• WHAT THE TASK ASKS
Print the listing in its entirety and exactly, leaving out images.

• EXTRACTED MATERIAL
========================================================================

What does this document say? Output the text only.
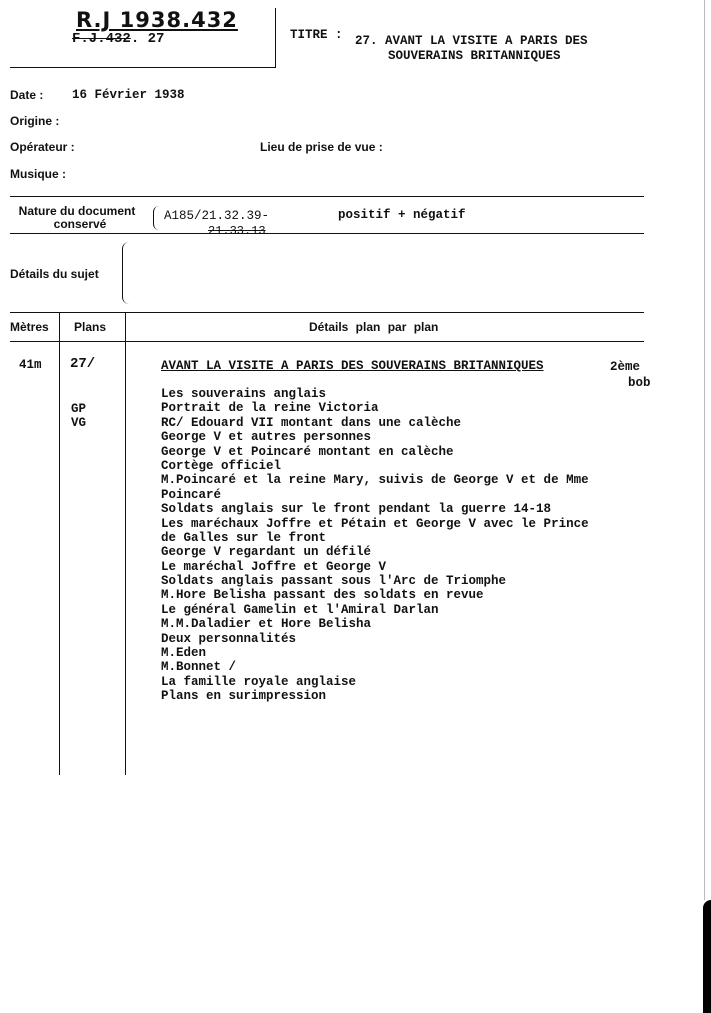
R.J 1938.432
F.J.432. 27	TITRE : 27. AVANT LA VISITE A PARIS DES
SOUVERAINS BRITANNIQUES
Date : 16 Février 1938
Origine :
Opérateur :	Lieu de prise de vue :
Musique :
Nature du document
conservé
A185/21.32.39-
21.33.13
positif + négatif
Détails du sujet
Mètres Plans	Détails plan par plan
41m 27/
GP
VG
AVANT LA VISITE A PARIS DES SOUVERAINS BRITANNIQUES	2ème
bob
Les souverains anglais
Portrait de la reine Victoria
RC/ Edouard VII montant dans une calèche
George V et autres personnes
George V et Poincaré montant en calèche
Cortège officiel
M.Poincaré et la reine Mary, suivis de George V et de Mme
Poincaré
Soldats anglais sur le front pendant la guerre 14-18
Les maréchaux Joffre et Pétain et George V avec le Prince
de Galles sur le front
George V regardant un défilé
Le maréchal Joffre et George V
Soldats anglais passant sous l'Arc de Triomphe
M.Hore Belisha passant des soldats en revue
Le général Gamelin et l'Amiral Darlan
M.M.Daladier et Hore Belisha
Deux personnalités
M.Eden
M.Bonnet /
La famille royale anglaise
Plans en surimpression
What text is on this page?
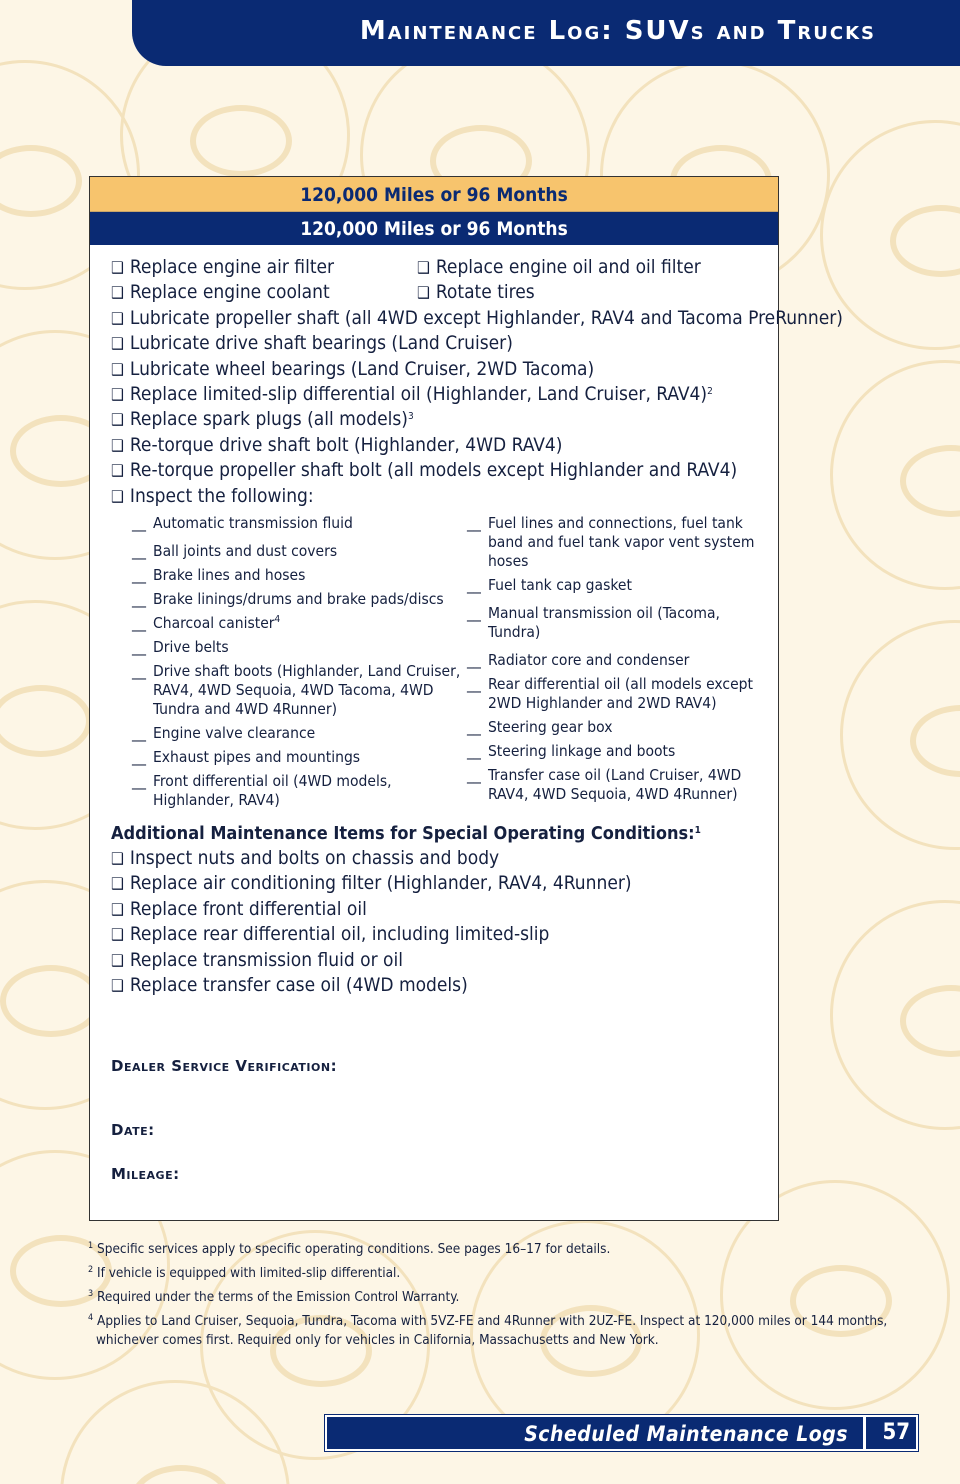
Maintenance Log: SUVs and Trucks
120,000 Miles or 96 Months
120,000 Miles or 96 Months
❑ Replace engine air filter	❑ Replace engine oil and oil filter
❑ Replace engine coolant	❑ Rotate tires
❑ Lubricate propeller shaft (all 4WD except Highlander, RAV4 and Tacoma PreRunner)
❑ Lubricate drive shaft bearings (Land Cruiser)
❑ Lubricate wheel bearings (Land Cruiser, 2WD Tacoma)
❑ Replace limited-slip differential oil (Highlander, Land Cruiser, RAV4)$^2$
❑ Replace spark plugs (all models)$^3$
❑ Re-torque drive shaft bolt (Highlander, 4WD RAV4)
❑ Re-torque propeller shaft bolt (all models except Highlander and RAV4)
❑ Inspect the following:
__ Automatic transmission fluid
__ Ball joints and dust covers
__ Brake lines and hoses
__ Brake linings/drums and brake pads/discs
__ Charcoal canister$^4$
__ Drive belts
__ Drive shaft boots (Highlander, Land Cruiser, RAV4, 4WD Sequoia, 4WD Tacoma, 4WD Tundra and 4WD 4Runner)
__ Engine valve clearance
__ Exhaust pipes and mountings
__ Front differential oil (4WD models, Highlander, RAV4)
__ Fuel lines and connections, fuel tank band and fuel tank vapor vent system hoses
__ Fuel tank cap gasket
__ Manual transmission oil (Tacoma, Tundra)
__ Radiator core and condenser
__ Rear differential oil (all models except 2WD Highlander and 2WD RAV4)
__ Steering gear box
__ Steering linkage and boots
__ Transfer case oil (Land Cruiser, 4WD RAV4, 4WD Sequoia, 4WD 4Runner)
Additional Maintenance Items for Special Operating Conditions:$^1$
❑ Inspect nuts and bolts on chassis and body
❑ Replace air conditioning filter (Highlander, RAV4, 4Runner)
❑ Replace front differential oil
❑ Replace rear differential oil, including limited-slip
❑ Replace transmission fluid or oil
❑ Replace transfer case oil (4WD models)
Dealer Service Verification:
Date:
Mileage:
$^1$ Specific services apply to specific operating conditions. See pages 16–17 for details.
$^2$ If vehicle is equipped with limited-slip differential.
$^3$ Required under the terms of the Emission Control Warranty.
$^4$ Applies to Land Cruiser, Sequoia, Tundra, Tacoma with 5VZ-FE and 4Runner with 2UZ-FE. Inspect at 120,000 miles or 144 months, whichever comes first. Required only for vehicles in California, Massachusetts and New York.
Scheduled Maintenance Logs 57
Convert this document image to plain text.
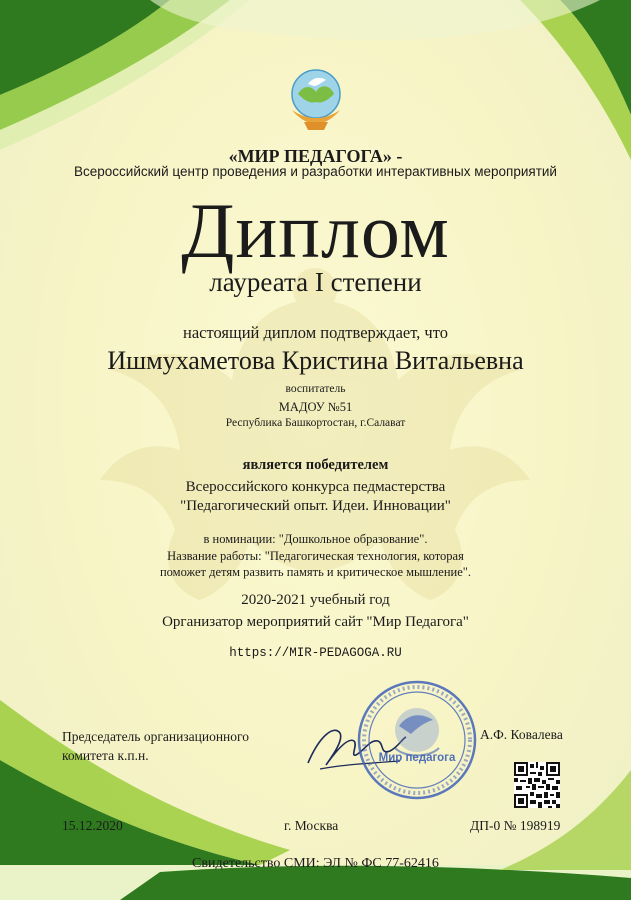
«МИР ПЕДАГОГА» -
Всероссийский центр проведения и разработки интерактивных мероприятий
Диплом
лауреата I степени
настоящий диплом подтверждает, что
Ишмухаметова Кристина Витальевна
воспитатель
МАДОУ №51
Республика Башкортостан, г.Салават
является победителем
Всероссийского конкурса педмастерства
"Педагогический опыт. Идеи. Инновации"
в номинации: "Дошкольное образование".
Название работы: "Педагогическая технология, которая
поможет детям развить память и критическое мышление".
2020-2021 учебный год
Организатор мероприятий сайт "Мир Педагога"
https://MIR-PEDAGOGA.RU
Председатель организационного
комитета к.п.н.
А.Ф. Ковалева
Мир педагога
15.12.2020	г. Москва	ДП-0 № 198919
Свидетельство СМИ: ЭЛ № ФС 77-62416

========================================================================

• WRITTEN SOLUTION
What does this document say? Output the text only.
R.J 1938.432
F.J.432. 27	TITRE : 27. AVANT LA VISITE A PARIS DES
SOUVERAINS BRITANNIQUES
Date : 16 Février 1938
Origine :
Opérateur :	Lieu de prise de vue :
Musique :
Nature du document
conservé
A185/21.32.39-
21.33.13
positif + négatif
Détails du sujet
Mètres Plans	Détails plan par plan
41m 27/
GP
VG
AVANT LA VISITE A PARIS DES SOUVERAINS BRITANNIQUES	2ème
bob
Les souverains anglais
Portrait de la reine Victoria
RC/ Edouard VII montant dans une calèche
George V et autres personnes
George V et Poincaré montant en calèche
Cortège officiel
M.Poincaré et la reine Mary, suivis de George V et de Mme
Poincaré
Soldats anglais sur le front pendant la guerre 14-18
Les maréchaux Joffre et Pétain et George V avec le Prince
de Galles sur le front
George V regardant un défilé
Le maréchal Joffre et George V
Soldats anglais passant sous l'Arc de Triomphe
M.Hore Belisha passant des soldats en revue
Le général Gamelin et l'Amiral Darlan
M.M.Daladier et Hore Belisha
Deux personnalités
M.Eden
M.Bonnet /
La famille royale anglaise
Plans en surimpression
What text is on this page?
Maintenance Log: SUVs and Trucks
120,000 Miles or 96 Months
120,000 Miles or 96 Months
❑ Replace engine air filter	❑ Replace engine oil and oil filter
❑ Replace engine coolant	❑ Rotate tires
❑ Lubricate propeller shaft (all 4WD except Highlander, RAV4 and Tacoma PreRunner)
❑ Lubricate drive shaft bearings (Land Cruiser)
❑ Lubricate wheel bearings (Land Cruiser, 2WD Tacoma)
❑ Replace limited-slip differential oil (Highlander, Land Cruiser, RAV4)$^2$
❑ Replace spark plugs (all models)$^3$
❑ Re-torque drive shaft bolt (Highlander, 4WD RAV4)
❑ Re-torque propeller shaft bolt (all models except Highlander and RAV4)
❑ Inspect the following:
__ Automatic transmission fluid
__ Ball joints and dust covers
__ Brake lines and hoses
__ Brake linings/drums and brake pads/discs
__ Charcoal canister$^4$
__ Drive belts
__ Drive shaft boots (Highlander, Land Cruiser, RAV4, 4WD Sequoia, 4WD Tacoma, 4WD Tundra and 4WD 4Runner)
__ Engine valve clearance
__ Exhaust pipes and mountings
__ Front differential oil (4WD models, Highlander, RAV4)
__ Fuel lines and connections, fuel tank band and fuel tank vapor vent system hoses
__ Fuel tank cap gasket
__ Manual transmission oil (Tacoma, Tundra)
__ Radiator core and condenser
__ Rear differential oil (all models except 2WD Highlander and 2WD RAV4)
__ Steering gear box
__ Steering linkage and boots
__ Transfer case oil (Land Cruiser, 4WD RAV4, 4WD Sequoia, 4WD 4Runner)
Additional Maintenance Items for Special Operating Conditions:$^1$
❑ Inspect nuts and bolts on chassis and body
❑ Replace air conditioning filter (Highlander, RAV4, 4Runner)
❑ Replace front differential oil
❑ Replace rear differential oil, including limited-slip
❑ Replace transmission fluid or oil
❑ Replace transfer case oil (4WD models)
Dealer Service Verification:
Date:
Mileage:
$^1$ Specific services apply to specific operating conditions. See pages 16–17 for details.
$^2$ If vehicle is equipped with limited-slip differential.
$^3$ Required under the terms of the Emission Control Warranty.
$^4$ Applies to Land Cruiser, Sequoia, Tundra, Tacoma with 5VZ-FE and 4Runner with 2UZ-FE. Inspect at 120,000 miles or 144 months, whichever comes first. Required only for vehicles in California, Massachusetts and New York.
Scheduled Maintenance Logs 57
Convert this document image to plain text.
«МИР ПЕДАГОГА» -
Всероссийский центр проведения и разработки интерактивных мероприятий
Диплом
лауреата I степени
настоящий диплом подтверждает, что
Ишмухаметова Кристина Витальевна
воспитатель
МАДОУ №51
Республика Башкортостан, г.Салават
является победителем
Всероссийского конкурса педмастерства
"Педагогический опыт. Идеи. Инновации"
в номинации: "Дошкольное образование".
Название работы: "Педагогическая технология, которая
поможет детям развить память и критическое мышление".
2020-2021 учебный год
Организатор мероприятий сайт "Мир Педагога"
https://MIR-PEDAGOGA.RU
Председатель организационного
комитета к.п.н.
А.Ф. Ковалева
Мир педагога
15.12.2020	г. Москва	ДП-0 № 198919
Свидетельство СМИ: ЭЛ № ФС 77-62416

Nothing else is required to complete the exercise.